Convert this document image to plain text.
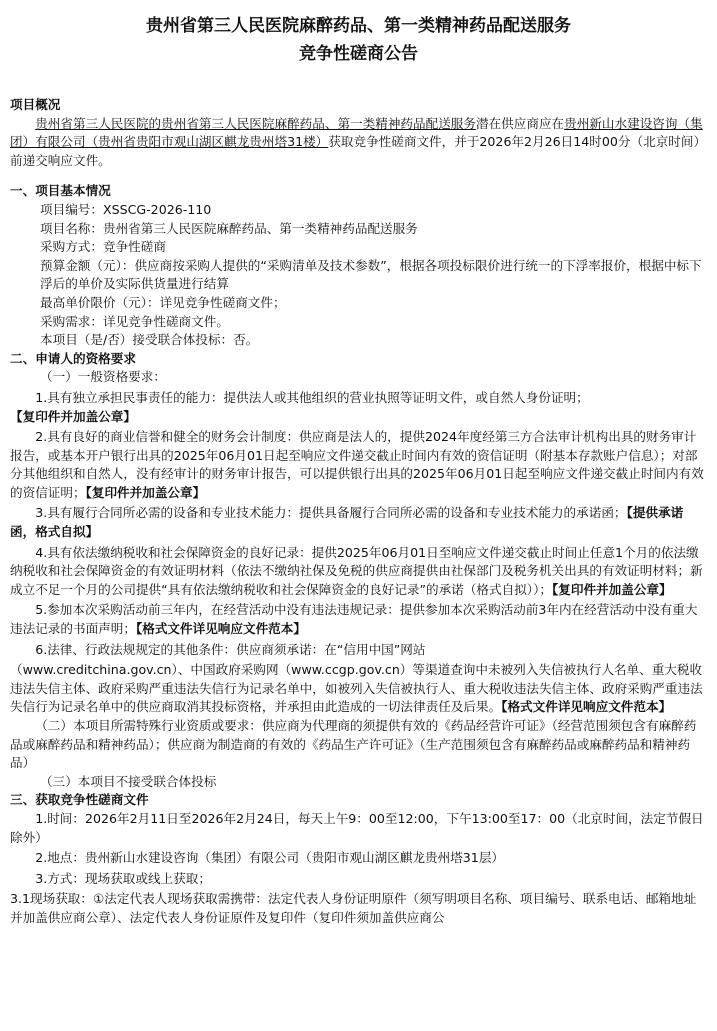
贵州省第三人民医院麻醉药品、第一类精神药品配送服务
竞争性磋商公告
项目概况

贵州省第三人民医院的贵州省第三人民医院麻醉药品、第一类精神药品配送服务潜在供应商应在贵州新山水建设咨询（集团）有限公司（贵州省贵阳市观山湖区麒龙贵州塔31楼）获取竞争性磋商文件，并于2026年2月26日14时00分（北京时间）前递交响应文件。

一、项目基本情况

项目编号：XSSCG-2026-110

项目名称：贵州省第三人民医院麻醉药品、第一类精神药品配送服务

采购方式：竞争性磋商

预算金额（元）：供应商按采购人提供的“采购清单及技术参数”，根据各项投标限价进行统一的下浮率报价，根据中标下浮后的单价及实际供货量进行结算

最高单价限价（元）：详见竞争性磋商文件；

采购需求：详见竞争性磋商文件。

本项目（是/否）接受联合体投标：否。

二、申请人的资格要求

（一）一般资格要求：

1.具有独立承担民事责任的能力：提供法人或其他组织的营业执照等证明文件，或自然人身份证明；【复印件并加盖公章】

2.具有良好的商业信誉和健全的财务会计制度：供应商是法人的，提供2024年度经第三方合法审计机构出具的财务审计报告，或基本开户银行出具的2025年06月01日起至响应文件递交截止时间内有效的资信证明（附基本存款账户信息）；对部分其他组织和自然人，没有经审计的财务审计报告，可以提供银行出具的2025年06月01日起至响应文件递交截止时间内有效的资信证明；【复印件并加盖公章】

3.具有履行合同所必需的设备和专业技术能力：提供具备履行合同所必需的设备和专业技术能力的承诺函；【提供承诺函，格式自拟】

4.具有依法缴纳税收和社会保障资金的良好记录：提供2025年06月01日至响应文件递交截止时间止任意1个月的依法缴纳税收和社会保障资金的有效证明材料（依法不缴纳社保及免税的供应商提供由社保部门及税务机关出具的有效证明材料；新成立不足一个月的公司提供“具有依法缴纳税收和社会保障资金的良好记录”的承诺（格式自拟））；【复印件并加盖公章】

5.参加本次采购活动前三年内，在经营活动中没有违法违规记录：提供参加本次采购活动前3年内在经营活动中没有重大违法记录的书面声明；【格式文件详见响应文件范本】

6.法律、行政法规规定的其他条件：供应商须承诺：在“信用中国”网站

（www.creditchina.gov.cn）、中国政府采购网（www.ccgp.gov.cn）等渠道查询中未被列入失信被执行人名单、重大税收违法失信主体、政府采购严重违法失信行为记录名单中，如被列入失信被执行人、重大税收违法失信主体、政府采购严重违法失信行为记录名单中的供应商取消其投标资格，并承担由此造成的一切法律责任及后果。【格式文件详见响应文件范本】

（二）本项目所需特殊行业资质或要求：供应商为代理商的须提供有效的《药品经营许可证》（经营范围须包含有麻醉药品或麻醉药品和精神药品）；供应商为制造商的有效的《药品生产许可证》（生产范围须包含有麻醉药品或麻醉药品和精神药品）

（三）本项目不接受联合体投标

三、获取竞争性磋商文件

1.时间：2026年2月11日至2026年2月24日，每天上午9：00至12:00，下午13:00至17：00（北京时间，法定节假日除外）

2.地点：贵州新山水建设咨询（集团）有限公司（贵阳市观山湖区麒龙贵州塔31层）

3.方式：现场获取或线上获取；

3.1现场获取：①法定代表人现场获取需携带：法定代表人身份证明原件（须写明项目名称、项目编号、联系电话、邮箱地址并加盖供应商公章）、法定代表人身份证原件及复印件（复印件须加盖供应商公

* * * * * * *

Written problem - In the entries above, find each line with the string "项目编号" and copy it.

Task response -
项目编号：XSSCG-2026-110
3.1现场获取：①法定代表人现场获取需携带：法定代表人身份证明原件（须写明项目名称、项目编号、联系电话、邮箱地址并加盖供应商公章）、法定代表人身份证原件及复印件（复印件须加盖供应商公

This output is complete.